>>

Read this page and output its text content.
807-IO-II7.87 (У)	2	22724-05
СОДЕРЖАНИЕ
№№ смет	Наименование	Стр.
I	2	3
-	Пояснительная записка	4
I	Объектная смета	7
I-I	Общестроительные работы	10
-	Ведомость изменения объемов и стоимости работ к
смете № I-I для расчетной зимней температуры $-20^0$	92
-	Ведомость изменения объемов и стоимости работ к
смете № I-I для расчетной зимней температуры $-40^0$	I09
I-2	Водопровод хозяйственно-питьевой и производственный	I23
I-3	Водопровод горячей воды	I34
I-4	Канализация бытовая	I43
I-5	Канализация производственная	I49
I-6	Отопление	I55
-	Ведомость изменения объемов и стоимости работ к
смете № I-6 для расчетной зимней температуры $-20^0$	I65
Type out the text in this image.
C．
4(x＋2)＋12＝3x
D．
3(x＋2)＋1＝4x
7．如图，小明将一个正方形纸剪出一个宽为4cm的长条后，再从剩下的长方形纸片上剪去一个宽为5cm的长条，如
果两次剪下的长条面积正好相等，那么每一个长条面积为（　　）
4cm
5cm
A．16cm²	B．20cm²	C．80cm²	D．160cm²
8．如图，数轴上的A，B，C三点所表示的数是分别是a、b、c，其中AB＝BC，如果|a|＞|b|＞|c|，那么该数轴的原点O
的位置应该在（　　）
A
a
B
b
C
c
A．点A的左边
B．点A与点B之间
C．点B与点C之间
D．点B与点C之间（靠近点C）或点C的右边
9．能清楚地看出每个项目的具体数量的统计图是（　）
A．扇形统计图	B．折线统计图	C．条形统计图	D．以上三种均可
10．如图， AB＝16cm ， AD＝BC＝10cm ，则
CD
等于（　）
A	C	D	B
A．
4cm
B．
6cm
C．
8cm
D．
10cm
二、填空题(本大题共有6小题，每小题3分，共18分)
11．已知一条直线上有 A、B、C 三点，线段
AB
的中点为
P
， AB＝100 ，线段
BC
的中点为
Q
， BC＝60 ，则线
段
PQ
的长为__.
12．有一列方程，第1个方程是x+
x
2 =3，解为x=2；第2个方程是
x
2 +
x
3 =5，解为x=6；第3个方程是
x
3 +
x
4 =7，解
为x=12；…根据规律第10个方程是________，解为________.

<<

REQUIRED TASK:
Take every line from the data that contains the word "Канализация".

WORKED SOLUTION:
I-4	Канализация бытовая	I43
I-5	Канализация производственная	I49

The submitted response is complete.